WHAT YOU WILL DO: Give the material again in full, matching it exactly.

EXCERPTED RECORDS:

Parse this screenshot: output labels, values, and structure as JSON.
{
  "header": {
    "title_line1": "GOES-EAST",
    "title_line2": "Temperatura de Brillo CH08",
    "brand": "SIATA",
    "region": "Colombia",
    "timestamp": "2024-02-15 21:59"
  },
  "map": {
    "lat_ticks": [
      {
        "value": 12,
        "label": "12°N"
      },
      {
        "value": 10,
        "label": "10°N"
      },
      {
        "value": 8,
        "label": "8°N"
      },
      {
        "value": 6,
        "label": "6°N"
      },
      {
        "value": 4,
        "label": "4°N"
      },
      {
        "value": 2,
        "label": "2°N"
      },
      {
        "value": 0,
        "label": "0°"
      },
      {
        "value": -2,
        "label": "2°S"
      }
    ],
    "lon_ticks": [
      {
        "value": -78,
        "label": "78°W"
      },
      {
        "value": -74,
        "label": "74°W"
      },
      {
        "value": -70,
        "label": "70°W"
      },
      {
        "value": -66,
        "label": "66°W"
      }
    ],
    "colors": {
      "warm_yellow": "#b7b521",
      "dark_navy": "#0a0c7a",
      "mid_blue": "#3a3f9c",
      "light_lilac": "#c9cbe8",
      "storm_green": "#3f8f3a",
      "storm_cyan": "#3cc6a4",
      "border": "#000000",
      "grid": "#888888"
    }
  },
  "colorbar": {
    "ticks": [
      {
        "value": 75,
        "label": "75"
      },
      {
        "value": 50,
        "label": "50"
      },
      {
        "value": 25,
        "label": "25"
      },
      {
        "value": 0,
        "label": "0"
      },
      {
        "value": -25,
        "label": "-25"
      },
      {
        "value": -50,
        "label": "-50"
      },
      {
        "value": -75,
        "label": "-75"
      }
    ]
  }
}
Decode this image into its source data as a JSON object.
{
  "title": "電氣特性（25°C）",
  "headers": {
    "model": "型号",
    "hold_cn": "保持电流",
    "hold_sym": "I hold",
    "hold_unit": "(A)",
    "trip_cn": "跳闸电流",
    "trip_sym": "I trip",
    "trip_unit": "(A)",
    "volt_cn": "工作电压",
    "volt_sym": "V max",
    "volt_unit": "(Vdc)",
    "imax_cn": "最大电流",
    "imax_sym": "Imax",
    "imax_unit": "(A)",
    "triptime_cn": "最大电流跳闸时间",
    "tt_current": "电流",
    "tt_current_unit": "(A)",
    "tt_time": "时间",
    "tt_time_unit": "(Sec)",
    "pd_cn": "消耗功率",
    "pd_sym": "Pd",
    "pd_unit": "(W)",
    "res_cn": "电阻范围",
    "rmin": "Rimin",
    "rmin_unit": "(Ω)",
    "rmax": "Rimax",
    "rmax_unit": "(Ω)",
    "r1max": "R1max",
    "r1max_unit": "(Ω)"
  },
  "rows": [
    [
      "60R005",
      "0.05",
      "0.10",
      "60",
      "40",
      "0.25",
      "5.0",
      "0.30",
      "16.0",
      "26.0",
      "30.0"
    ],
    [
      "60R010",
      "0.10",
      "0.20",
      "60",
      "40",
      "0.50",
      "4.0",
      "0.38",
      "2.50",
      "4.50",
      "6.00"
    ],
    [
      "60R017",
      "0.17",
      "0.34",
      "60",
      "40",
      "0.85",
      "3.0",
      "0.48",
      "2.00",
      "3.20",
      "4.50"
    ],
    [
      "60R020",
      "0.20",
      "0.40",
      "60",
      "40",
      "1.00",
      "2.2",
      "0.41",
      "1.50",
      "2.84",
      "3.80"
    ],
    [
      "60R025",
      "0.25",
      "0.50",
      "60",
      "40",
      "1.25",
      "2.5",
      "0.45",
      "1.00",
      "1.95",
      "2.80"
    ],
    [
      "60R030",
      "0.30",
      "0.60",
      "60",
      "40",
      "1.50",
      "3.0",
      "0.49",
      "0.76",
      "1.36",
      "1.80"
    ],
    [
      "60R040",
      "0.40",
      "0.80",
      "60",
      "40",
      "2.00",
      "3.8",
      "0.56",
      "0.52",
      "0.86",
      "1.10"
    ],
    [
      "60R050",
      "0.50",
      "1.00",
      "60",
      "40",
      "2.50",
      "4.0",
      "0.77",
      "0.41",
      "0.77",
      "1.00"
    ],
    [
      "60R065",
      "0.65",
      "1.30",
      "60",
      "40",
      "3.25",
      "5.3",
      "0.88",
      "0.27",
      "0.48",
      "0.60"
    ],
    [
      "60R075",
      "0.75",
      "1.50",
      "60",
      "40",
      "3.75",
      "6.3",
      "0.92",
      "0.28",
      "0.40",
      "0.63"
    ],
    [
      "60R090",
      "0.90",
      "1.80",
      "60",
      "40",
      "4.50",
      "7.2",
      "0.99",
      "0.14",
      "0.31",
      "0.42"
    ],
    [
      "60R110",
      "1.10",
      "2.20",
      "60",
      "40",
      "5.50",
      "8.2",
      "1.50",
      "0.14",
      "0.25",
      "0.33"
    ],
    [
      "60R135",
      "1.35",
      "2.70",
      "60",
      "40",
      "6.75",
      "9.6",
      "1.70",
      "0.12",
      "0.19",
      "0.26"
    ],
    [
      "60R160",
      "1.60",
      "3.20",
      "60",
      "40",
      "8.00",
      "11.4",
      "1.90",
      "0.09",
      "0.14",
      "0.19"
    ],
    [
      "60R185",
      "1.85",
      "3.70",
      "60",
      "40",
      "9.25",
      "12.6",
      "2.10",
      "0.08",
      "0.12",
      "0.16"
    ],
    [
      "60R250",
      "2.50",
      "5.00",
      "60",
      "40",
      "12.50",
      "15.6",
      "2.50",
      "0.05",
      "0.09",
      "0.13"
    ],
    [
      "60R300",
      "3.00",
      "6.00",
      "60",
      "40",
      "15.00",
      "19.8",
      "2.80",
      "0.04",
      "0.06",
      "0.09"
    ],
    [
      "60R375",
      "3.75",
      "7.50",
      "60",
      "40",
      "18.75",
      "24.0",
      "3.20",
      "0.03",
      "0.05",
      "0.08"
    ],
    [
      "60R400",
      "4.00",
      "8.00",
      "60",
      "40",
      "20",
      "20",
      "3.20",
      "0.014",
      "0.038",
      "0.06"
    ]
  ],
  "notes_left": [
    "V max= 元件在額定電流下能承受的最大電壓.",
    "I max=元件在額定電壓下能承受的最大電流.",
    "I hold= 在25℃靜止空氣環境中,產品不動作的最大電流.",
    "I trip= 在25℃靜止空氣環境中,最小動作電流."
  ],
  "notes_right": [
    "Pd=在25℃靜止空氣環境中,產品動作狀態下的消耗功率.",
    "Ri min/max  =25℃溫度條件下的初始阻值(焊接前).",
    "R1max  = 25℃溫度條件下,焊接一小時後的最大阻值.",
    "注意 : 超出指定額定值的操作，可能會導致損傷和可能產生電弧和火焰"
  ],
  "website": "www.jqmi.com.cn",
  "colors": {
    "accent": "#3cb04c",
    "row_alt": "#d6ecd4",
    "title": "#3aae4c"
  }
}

EXERCISE RESULT:
Parse this screenshot: output labels, values, and structure as JSON.
{
  "header": {
    "title_line1": "GOES-EAST",
    "title_line2": "Temperatura de Brillo CH08",
    "brand": "SIATA",
    "region": "Colombia",
    "timestamp": "2024-02-15 21:59"
  },
  "map": {
    "lat_ticks": [
      {
        "value": 12,
        "label": "12°N"
      },
      {
        "value": 10,
        "label": "10°N"
      },
      {
        "value": 8,
        "label": "8°N"
      },
      {
        "value": 6,
        "label": "6°N"
      },
      {
        "value": 4,
        "label": "4°N"
      },
      {
        "value": 2,
        "label": "2°N"
      },
      {
        "value": 0,
        "label": "0°"
      },
      {
        "value": -2,
        "label": "2°S"
      }
    ],
    "lon_ticks": [
      {
        "value": -78,
        "label": "78°W"
      },
      {
        "value": -74,
        "label": "74°W"
      },
      {
        "value": -70,
        "label": "70°W"
      },
      {
        "value": -66,
        "label": "66°W"
      }
    ],
    "colors": {
      "warm_yellow": "#b7b521",
      "dark_navy": "#0a0c7a",
      "mid_blue": "#3a3f9c",
      "light_lilac": "#c9cbe8",
      "storm_green": "#3f8f3a",
      "storm_cyan": "#3cc6a4",
      "border": "#000000",
      "grid": "#888888"
    }
  },
  "colorbar": {
    "ticks": [
      {
        "value": 75,
        "label": "75"
      },
      {
        "value": 50,
        "label": "50"
      },
      {
        "value": 25,
        "label": "25"
      },
      {
        "value": 0,
        "label": "0"
      },
      {
        "value": -25,
        "label": "-25"
      },
      {
        "value": -50,
        "label": "-50"
      },
      {
        "value": -75,
        "label": "-75"
      }
    ]
  }
}
Decode this image into its source data as a JSON object.
{
  "title": "電氣特性（25°C）",
  "headers": {
    "model": "型号",
    "hold_cn": "保持电流",
    "hold_sym": "I hold",
    "hold_unit": "(A)",
    "trip_cn": "跳闸电流",
    "trip_sym": "I trip",
    "trip_unit": "(A)",
    "volt_cn": "工作电压",
    "volt_sym": "V max",
    "volt_unit": "(Vdc)",
    "imax_cn": "最大电流",
    "imax_sym": "Imax",
    "imax_unit": "(A)",
    "triptime_cn": "最大电流跳闸时间",
    "tt_current": "电流",
    "tt_current_unit": "(A)",
    "tt_time": "时间",
    "tt_time_unit": "(Sec)",
    "pd_cn": "消耗功率",
    "pd_sym": "Pd",
    "pd_unit": "(W)",
    "res_cn": "电阻范围",
    "rmin": "Rimin",
    "rmin_unit": "(Ω)",
    "rmax": "Rimax",
    "rmax_unit": "(Ω)",
    "r1max": "R1max",
    "r1max_unit": "(Ω)"
  },
  "rows": [
    [
      "60R005",
      "0.05",
      "0.10",
      "60",
      "40",
      "0.25",
      "5.0",
      "0.30",
      "16.0",
      "26.0",
      "30.0"
    ],
    [
      "60R010",
      "0.10",
      "0.20",
      "60",
      "40",
      "0.50",
      "4.0",
      "0.38",
      "2.50",
      "4.50",
      "6.00"
    ],
    [
      "60R017",
      "0.17",
      "0.34",
      "60",
      "40",
      "0.85",
      "3.0",
      "0.48",
      "2.00",
      "3.20",
      "4.50"
    ],
    [
      "60R020",
      "0.20",
      "0.40",
      "60",
      "40",
      "1.00",
      "2.2",
      "0.41",
      "1.50",
      "2.84",
      "3.80"
    ],
    [
      "60R025",
      "0.25",
      "0.50",
      "60",
      "40",
      "1.25",
      "2.5",
      "0.45",
      "1.00",
      "1.95",
      "2.80"
    ],
    [
      "60R030",
      "0.30",
      "0.60",
      "60",
      "40",
      "1.50",
      "3.0",
      "0.49",
      "0.76",
      "1.36",
      "1.80"
    ],
    [
      "60R040",
      "0.40",
      "0.80",
      "60",
      "40",
      "2.00",
      "3.8",
      "0.56",
      "0.52",
      "0.86",
      "1.10"
    ],
    [
      "60R050",
      "0.50",
      "1.00",
      "60",
      "40",
      "2.50",
      "4.0",
      "0.77",
      "0.41",
      "0.77",
      "1.00"
    ],
    [
      "60R065",
      "0.65",
      "1.30",
      "60",
      "40",
      "3.25",
      "5.3",
      "0.88",
      "0.27",
      "0.48",
      "0.60"
    ],
    [
      "60R075",
      "0.75",
      "1.50",
      "60",
      "40",
      "3.75",
      "6.3",
      "0.92",
      "0.28",
      "0.40",
      "0.63"
    ],
    [
      "60R090",
      "0.90",
      "1.80",
      "60",
      "40",
      "4.50",
      "7.2",
      "0.99",
      "0.14",
      "0.31",
      "0.42"
    ],
    [
      "60R110",
      "1.10",
      "2.20",
      "60",
      "40",
      "5.50",
      "8.2",
      "1.50",
      "0.14",
      "0.25",
      "0.33"
    ],
    [
      "60R135",
      "1.35",
      "2.70",
      "60",
      "40",
      "6.75",
      "9.6",
      "1.70",
      "0.12",
      "0.19",
      "0.26"
    ],
    [
      "60R160",
      "1.60",
      "3.20",
      "60",
      "40",
      "8.00",
      "11.4",
      "1.90",
      "0.09",
      "0.14",
      "0.19"
    ],
    [
      "60R185",
      "1.85",
      "3.70",
      "60",
      "40",
      "9.25",
      "12.6",
      "2.10",
      "0.08",
      "0.12",
      "0.16"
    ],
    [
      "60R250",
      "2.50",
      "5.00",
      "60",
      "40",
      "12.50",
      "15.6",
      "2.50",
      "0.05",
      "0.09",
      "0.13"
    ],
    [
      "60R300",
      "3.00",
      "6.00",
      "60",
      "40",
      "15.00",
      "19.8",
      "2.80",
      "0.04",
      "0.06",
      "0.09"
    ],
    [
      "60R375",
      "3.75",
      "7.50",
      "60",
      "40",
      "18.75",
      "24.0",
      "3.20",
      "0.03",
      "0.05",
      "0.08"
    ],
    [
      "60R400",
      "4.00",
      "8.00",
      "60",
      "40",
      "20",
      "20",
      "3.20",
      "0.014",
      "0.038",
      "0.06"
    ]
  ],
  "notes_left": [
    "V max= 元件在額定電流下能承受的最大電壓.",
    "I max=元件在額定電壓下能承受的最大電流.",
    "I hold= 在25℃靜止空氣環境中,產品不動作的最大電流.",
    "I trip= 在25℃靜止空氣環境中,最小動作電流."
  ],
  "notes_right": [
    "Pd=在25℃靜止空氣環境中,產品動作狀態下的消耗功率.",
    "Ri min/max  =25℃溫度條件下的初始阻值(焊接前).",
    "R1max  = 25℃溫度條件下,焊接一小時後的最大阻值.",
    "注意 : 超出指定額定值的操作，可能會導致損傷和可能產生電弧和火焰"
  ],
  "website": "www.jqmi.com.cn",
  "colors": {
    "accent": "#3cb04c",
    "row_alt": "#d6ecd4",
    "title": "#3aae4c"
  }
}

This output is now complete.